• MATERIAL
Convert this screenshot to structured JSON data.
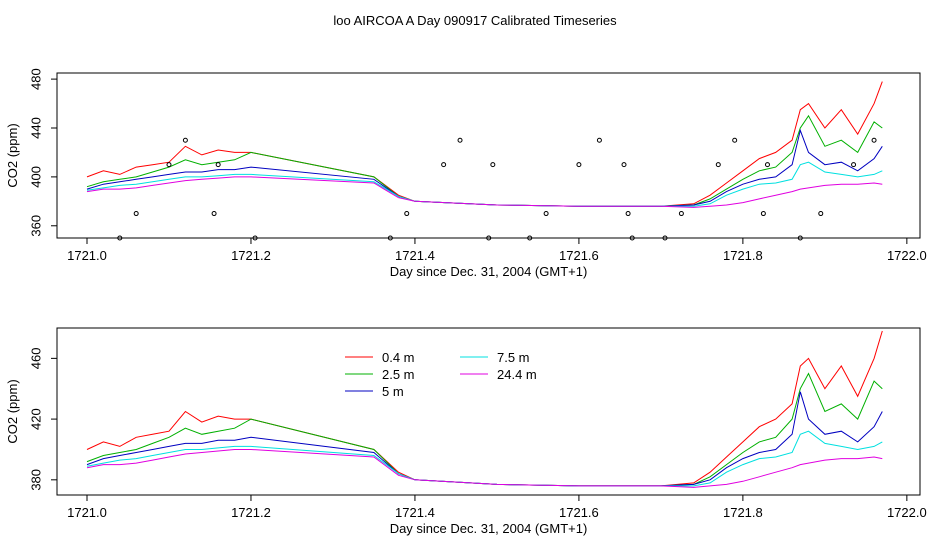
{
  "title": "loo AIRCOA A  Day 090917  Calibrated Timeseries",
  "colors": {
    "0.4 m": "#ff0000",
    "2.5 m": "#00b000",
    "5 m": "#0000c0",
    "7.5 m": "#00e0e0",
    "24.4 m": "#e000e0"
  },
  "chart_data": [
    {
      "type": "line",
      "title": "",
      "xlabel": "Day since Dec. 31, 2004 (GMT+1)",
      "ylabel": "CO2 (ppm)",
      "xlim": [
        1721.0,
        1722.0
      ],
      "ylim": [
        350,
        485
      ],
      "xticks": [
        "1721.0",
        "1721.2",
        "1721.4",
        "1721.6",
        "1721.8",
        "1722.0"
      ],
      "yticks": [
        "360",
        "400",
        "440",
        "480"
      ],
      "legend": false,
      "series": [
        {
          "name": "0.4 m",
          "x": [
            1721.0,
            1721.02,
            1721.04,
            1721.06,
            1721.08,
            1721.1,
            1721.12,
            1721.14,
            1721.16,
            1721.18,
            1721.2,
            1721.35,
            1721.38,
            1721.4,
            1721.5,
            1721.6,
            1721.7,
            1721.74,
            1721.76,
            1721.78,
            1721.8,
            1721.82,
            1721.84,
            1721.86,
            1721.87,
            1721.88,
            1721.9,
            1721.92,
            1721.94,
            1721.96,
            1721.97
          ],
          "y": [
            400,
            405,
            402,
            408,
            410,
            412,
            425,
            418,
            422,
            420,
            420,
            400,
            385,
            380,
            377,
            376,
            376,
            378,
            385,
            395,
            405,
            415,
            420,
            430,
            455,
            460,
            440,
            455,
            435,
            460,
            478
          ]
        },
        {
          "name": "2.5 m",
          "x": [
            1721.0,
            1721.02,
            1721.04,
            1721.06,
            1721.08,
            1721.1,
            1721.12,
            1721.14,
            1721.16,
            1721.18,
            1721.2,
            1721.35,
            1721.38,
            1721.4,
            1721.5,
            1721.6,
            1721.7,
            1721.74,
            1721.76,
            1721.78,
            1721.8,
            1721.82,
            1721.84,
            1721.86,
            1721.87,
            1721.88,
            1721.9,
            1721.92,
            1721.94,
            1721.96,
            1721.97
          ],
          "y": [
            392,
            396,
            398,
            400,
            404,
            408,
            414,
            410,
            412,
            414,
            420,
            400,
            384,
            380,
            377,
            376,
            376,
            377,
            382,
            390,
            398,
            405,
            408,
            420,
            440,
            450,
            425,
            430,
            420,
            445,
            440
          ]
        },
        {
          "name": "5 m",
          "x": [
            1721.0,
            1721.02,
            1721.04,
            1721.06,
            1721.08,
            1721.1,
            1721.12,
            1721.14,
            1721.16,
            1721.18,
            1721.2,
            1721.35,
            1721.38,
            1721.4,
            1721.5,
            1721.6,
            1721.7,
            1721.74,
            1721.76,
            1721.78,
            1721.8,
            1721.82,
            1721.84,
            1721.86,
            1721.87,
            1721.88,
            1721.9,
            1721.92,
            1721.94,
            1721.96,
            1721.97
          ],
          "y": [
            390,
            394,
            396,
            398,
            400,
            402,
            404,
            404,
            406,
            406,
            408,
            398,
            384,
            380,
            377,
            376,
            376,
            377,
            380,
            388,
            394,
            398,
            400,
            410,
            438,
            420,
            410,
            412,
            405,
            415,
            425
          ]
        },
        {
          "name": "7.5 m",
          "x": [
            1721.0,
            1721.02,
            1721.04,
            1721.06,
            1721.08,
            1721.1,
            1721.12,
            1721.14,
            1721.16,
            1721.18,
            1721.2,
            1721.35,
            1721.38,
            1721.4,
            1721.5,
            1721.6,
            1721.7,
            1721.74,
            1721.76,
            1721.78,
            1721.8,
            1721.82,
            1721.84,
            1721.86,
            1721.87,
            1721.88,
            1721.9,
            1721.92,
            1721.94,
            1721.96,
            1721.97
          ],
          "y": [
            389,
            391,
            393,
            394,
            396,
            398,
            400,
            400,
            401,
            402,
            402,
            396,
            384,
            380,
            377,
            376,
            376,
            376,
            378,
            385,
            390,
            394,
            395,
            398,
            410,
            412,
            404,
            402,
            400,
            402,
            405
          ]
        },
        {
          "name": "24.4 m",
          "x": [
            1721.0,
            1721.02,
            1721.04,
            1721.06,
            1721.08,
            1721.1,
            1721.12,
            1721.14,
            1721.16,
            1721.18,
            1721.2,
            1721.35,
            1721.38,
            1721.4,
            1721.5,
            1721.6,
            1721.7,
            1721.74,
            1721.76,
            1721.78,
            1721.8,
            1721.82,
            1721.84,
            1721.86,
            1721.87,
            1721.88,
            1721.9,
            1721.92,
            1721.94,
            1721.96,
            1721.97
          ],
          "y": [
            388,
            390,
            390,
            391,
            393,
            395,
            397,
            398,
            399,
            400,
            400,
            395,
            383,
            380,
            377,
            376,
            376,
            375,
            376,
            377,
            379,
            382,
            385,
            388,
            390,
            391,
            393,
            394,
            394,
            395,
            394
          ]
        }
      ],
      "markers": {
        "x": [
          1721.04,
          1721.06,
          1721.1,
          1721.12,
          1721.155,
          1721.16,
          1721.205,
          1721.37,
          1721.39,
          1721.435,
          1721.455,
          1721.49,
          1721.495,
          1721.54,
          1721.56,
          1721.6,
          1721.625,
          1721.655,
          1721.66,
          1721.665,
          1721.705,
          1721.725,
          1721.77,
          1721.79,
          1721.825,
          1721.83,
          1721.87,
          1721.895,
          1721.935,
          1721.96
        ],
        "y": [
          350,
          370,
          410,
          430,
          370,
          410,
          350,
          350,
          370,
          410,
          430,
          350,
          410,
          350,
          370,
          410,
          430,
          410,
          370,
          350,
          350,
          370,
          410,
          430,
          370,
          410,
          350,
          370,
          410,
          430
        ]
      }
    },
    {
      "type": "line",
      "title": "",
      "xlabel": "Day since Dec. 31, 2004 (GMT+1)",
      "ylabel": "CO2 (ppm)",
      "xlim": [
        1721.0,
        1722.0
      ],
      "ylim": [
        370,
        480
      ],
      "xticks": [
        "1721.0",
        "1721.2",
        "1721.4",
        "1721.6",
        "1721.8",
        "1722.0"
      ],
      "yticks": [
        "380",
        "420",
        "460"
      ],
      "legend": true,
      "legend_labels": [
        "0.4 m",
        "2.5 m",
        "5 m",
        "7.5 m",
        "24.4 m"
      ]
    }
  ]
}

• EXERCISE INSTRUCTIONS
Your task is to copy the entries in full and exactly, without any images.

• ANSWER TO THE TASK
Convert this screenshot to structured JSON data.
{
  "title": "loo AIRCOA A  Day 090917  Calibrated Timeseries",
  "colors": {
    "0.4 m": "#ff0000",
    "2.5 m": "#00b000",
    "5 m": "#0000c0",
    "7.5 m": "#00e0e0",
    "24.4 m": "#e000e0"
  },
  "chart_data": [
    {
      "type": "line",
      "title": "",
      "xlabel": "Day since Dec. 31, 2004 (GMT+1)",
      "ylabel": "CO2 (ppm)",
      "xlim": [
        1721.0,
        1722.0
      ],
      "ylim": [
        350,
        485
      ],
      "xticks": [
        "1721.0",
        "1721.2",
        "1721.4",
        "1721.6",
        "1721.8",
        "1722.0"
      ],
      "yticks": [
        "360",
        "400",
        "440",
        "480"
      ],
      "legend": false,
      "series": [
        {
          "name": "0.4 m",
          "x": [
            1721.0,
            1721.02,
            1721.04,
            1721.06,
            1721.08,
            1721.1,
            1721.12,
            1721.14,
            1721.16,
            1721.18,
            1721.2,
            1721.35,
            1721.38,
            1721.4,
            1721.5,
            1721.6,
            1721.7,
            1721.74,
            1721.76,
            1721.78,
            1721.8,
            1721.82,
            1721.84,
            1721.86,
            1721.87,
            1721.88,
            1721.9,
            1721.92,
            1721.94,
            1721.96,
            1721.97
          ],
          "y": [
            400,
            405,
            402,
            408,
            410,
            412,
            425,
            418,
            422,
            420,
            420,
            400,
            385,
            380,
            377,
            376,
            376,
            378,
            385,
            395,
            405,
            415,
            420,
            430,
            455,
            460,
            440,
            455,
            435,
            460,
            478
          ]
        },
        {
          "name": "2.5 m",
          "x": [
            1721.0,
            1721.02,
            1721.04,
            1721.06,
            1721.08,
            1721.1,
            1721.12,
            1721.14,
            1721.16,
            1721.18,
            1721.2,
            1721.35,
            1721.38,
            1721.4,
            1721.5,
            1721.6,
            1721.7,
            1721.74,
            1721.76,
            1721.78,
            1721.8,
            1721.82,
            1721.84,
            1721.86,
            1721.87,
            1721.88,
            1721.9,
            1721.92,
            1721.94,
            1721.96,
            1721.97
          ],
          "y": [
            392,
            396,
            398,
            400,
            404,
            408,
            414,
            410,
            412,
            414,
            420,
            400,
            384,
            380,
            377,
            376,
            376,
            377,
            382,
            390,
            398,
            405,
            408,
            420,
            440,
            450,
            425,
            430,
            420,
            445,
            440
          ]
        },
        {
          "name": "5 m",
          "x": [
            1721.0,
            1721.02,
            1721.04,
            1721.06,
            1721.08,
            1721.1,
            1721.12,
            1721.14,
            1721.16,
            1721.18,
            1721.2,
            1721.35,
            1721.38,
            1721.4,
            1721.5,
            1721.6,
            1721.7,
            1721.74,
            1721.76,
            1721.78,
            1721.8,
            1721.82,
            1721.84,
            1721.86,
            1721.87,
            1721.88,
            1721.9,
            1721.92,
            1721.94,
            1721.96,
            1721.97
          ],
          "y": [
            390,
            394,
            396,
            398,
            400,
            402,
            404,
            404,
            406,
            406,
            408,
            398,
            384,
            380,
            377,
            376,
            376,
            377,
            380,
            388,
            394,
            398,
            400,
            410,
            438,
            420,
            410,
            412,
            405,
            415,
            425
          ]
        },
        {
          "name": "7.5 m",
          "x": [
            1721.0,
            1721.02,
            1721.04,
            1721.06,
            1721.08,
            1721.1,
            1721.12,
            1721.14,
            1721.16,
            1721.18,
            1721.2,
            1721.35,
            1721.38,
            1721.4,
            1721.5,
            1721.6,
            1721.7,
            1721.74,
            1721.76,
            1721.78,
            1721.8,
            1721.82,
            1721.84,
            1721.86,
            1721.87,
            1721.88,
            1721.9,
            1721.92,
            1721.94,
            1721.96,
            1721.97
          ],
          "y": [
            389,
            391,
            393,
            394,
            396,
            398,
            400,
            400,
            401,
            402,
            402,
            396,
            384,
            380,
            377,
            376,
            376,
            376,
            378,
            385,
            390,
            394,
            395,
            398,
            410,
            412,
            404,
            402,
            400,
            402,
            405
          ]
        },
        {
          "name": "24.4 m",
          "x": [
            1721.0,
            1721.02,
            1721.04,
            1721.06,
            1721.08,
            1721.1,
            1721.12,
            1721.14,
            1721.16,
            1721.18,
            1721.2,
            1721.35,
            1721.38,
            1721.4,
            1721.5,
            1721.6,
            1721.7,
            1721.74,
            1721.76,
            1721.78,
            1721.8,
            1721.82,
            1721.84,
            1721.86,
            1721.87,
            1721.88,
            1721.9,
            1721.92,
            1721.94,
            1721.96,
            1721.97
          ],
          "y": [
            388,
            390,
            390,
            391,
            393,
            395,
            397,
            398,
            399,
            400,
            400,
            395,
            383,
            380,
            377,
            376,
            376,
            375,
            376,
            377,
            379,
            382,
            385,
            388,
            390,
            391,
            393,
            394,
            394,
            395,
            394
          ]
        }
      ],
      "markers": {
        "x": [
          1721.04,
          1721.06,
          1721.1,
          1721.12,
          1721.155,
          1721.16,
          1721.205,
          1721.37,
          1721.39,
          1721.435,
          1721.455,
          1721.49,
          1721.495,
          1721.54,
          1721.56,
          1721.6,
          1721.625,
          1721.655,
          1721.66,
          1721.665,
          1721.705,
          1721.725,
          1721.77,
          1721.79,
          1721.825,
          1721.83,
          1721.87,
          1721.895,
          1721.935,
          1721.96
        ],
        "y": [
          350,
          370,
          410,
          430,
          370,
          410,
          350,
          350,
          370,
          410,
          430,
          350,
          410,
          350,
          370,
          410,
          430,
          410,
          370,
          350,
          350,
          370,
          410,
          430,
          370,
          410,
          350,
          370,
          410,
          430
        ]
      }
    },
    {
      "type": "line",
      "title": "",
      "xlabel": "Day since Dec. 31, 2004 (GMT+1)",
      "ylabel": "CO2 (ppm)",
      "xlim": [
        1721.0,
        1722.0
      ],
      "ylim": [
        370,
        480
      ],
      "xticks": [
        "1721.0",
        "1721.2",
        "1721.4",
        "1721.6",
        "1721.8",
        "1722.0"
      ],
      "yticks": [
        "380",
        "420",
        "460"
      ],
      "legend": true,
      "legend_labels": [
        "0.4 m",
        "2.5 m",
        "5 m",
        "7.5 m",
        "24.4 m"
      ]
    }
  ]
}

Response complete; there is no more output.